• Task: Write out all of the data without omission, exactly as shown.

- - -

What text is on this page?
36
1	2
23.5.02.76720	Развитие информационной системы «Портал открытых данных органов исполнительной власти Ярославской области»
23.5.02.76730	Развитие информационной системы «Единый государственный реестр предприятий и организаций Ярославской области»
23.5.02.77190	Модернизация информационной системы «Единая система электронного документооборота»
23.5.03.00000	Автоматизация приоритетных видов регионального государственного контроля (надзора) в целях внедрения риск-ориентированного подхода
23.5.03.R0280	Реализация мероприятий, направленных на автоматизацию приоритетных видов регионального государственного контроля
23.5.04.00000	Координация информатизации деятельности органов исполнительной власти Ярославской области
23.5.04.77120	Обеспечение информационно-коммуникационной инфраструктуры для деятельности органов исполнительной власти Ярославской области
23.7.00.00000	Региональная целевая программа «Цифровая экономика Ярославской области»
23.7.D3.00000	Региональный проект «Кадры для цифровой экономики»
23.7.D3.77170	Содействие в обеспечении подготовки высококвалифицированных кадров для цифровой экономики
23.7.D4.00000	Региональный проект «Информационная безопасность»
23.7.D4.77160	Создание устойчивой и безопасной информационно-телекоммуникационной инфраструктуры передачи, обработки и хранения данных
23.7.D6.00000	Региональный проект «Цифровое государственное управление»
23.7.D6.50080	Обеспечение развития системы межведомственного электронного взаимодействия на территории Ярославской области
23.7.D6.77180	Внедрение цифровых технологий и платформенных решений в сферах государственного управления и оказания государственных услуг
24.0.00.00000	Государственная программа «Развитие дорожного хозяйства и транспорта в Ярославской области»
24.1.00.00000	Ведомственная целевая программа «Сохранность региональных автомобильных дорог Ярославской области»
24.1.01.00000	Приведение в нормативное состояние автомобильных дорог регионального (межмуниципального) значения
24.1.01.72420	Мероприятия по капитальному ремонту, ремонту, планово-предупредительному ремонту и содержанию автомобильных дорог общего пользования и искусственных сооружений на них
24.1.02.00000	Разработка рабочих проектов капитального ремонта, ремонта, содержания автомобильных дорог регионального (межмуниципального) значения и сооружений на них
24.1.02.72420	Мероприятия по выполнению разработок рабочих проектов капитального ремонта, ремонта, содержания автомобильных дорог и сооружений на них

- - -

• Answer to this exercise:
What text is on this page?
36
1	2
23.5.02.76720	Развитие информационной системы «Портал открытых данных органов исполнительной власти Ярославской области»
23.5.02.76730	Развитие информационной системы «Единый государственный реестр предприятий и организаций Ярославской области»
23.5.02.77190	Модернизация информационной системы «Единая система электронного документооборота»
23.5.03.00000	Автоматизация приоритетных видов регионального государственного контроля (надзора) в целях внедрения риск-ориентированного подхода
23.5.03.R0280	Реализация мероприятий, направленных на автоматизацию приоритетных видов регионального государственного контроля
23.5.04.00000	Координация информатизации деятельности органов исполнительной власти Ярославской области
23.5.04.77120	Обеспечение информационно-коммуникационной инфраструктуры для деятельности органов исполнительной власти Ярославской области
23.7.00.00000	Региональная целевая программа «Цифровая экономика Ярославской области»
23.7.D3.00000	Региональный проект «Кадры для цифровой экономики»
23.7.D3.77170	Содействие в обеспечении подготовки высококвалифицированных кадров для цифровой экономики
23.7.D4.00000	Региональный проект «Информационная безопасность»
23.7.D4.77160	Создание устойчивой и безопасной информационно-телекоммуникационной инфраструктуры передачи, обработки и хранения данных
23.7.D6.00000	Региональный проект «Цифровое государственное управление»
23.7.D6.50080	Обеспечение развития системы межведомственного электронного взаимодействия на территории Ярославской области
23.7.D6.77180	Внедрение цифровых технологий и платформенных решений в сферах государственного управления и оказания государственных услуг
24.0.00.00000	Государственная программа «Развитие дорожного хозяйства и транспорта в Ярославской области»
24.1.00.00000	Ведомственная целевая программа «Сохранность региональных автомобильных дорог Ярославской области»
24.1.01.00000	Приведение в нормативное состояние автомобильных дорог регионального (межмуниципального) значения
24.1.01.72420	Мероприятия по капитальному ремонту, ремонту, планово-предупредительному ремонту и содержанию автомобильных дорог общего пользования и искусственных сооружений на них
24.1.02.00000	Разработка рабочих проектов капитального ремонта, ремонта, содержания автомобильных дорог регионального (межмуниципального) значения и сооружений на них
24.1.02.72420	Мероприятия по выполнению разработок рабочих проектов капитального ремонта, ремонта, содержания автомобильных дорог и сооружений на них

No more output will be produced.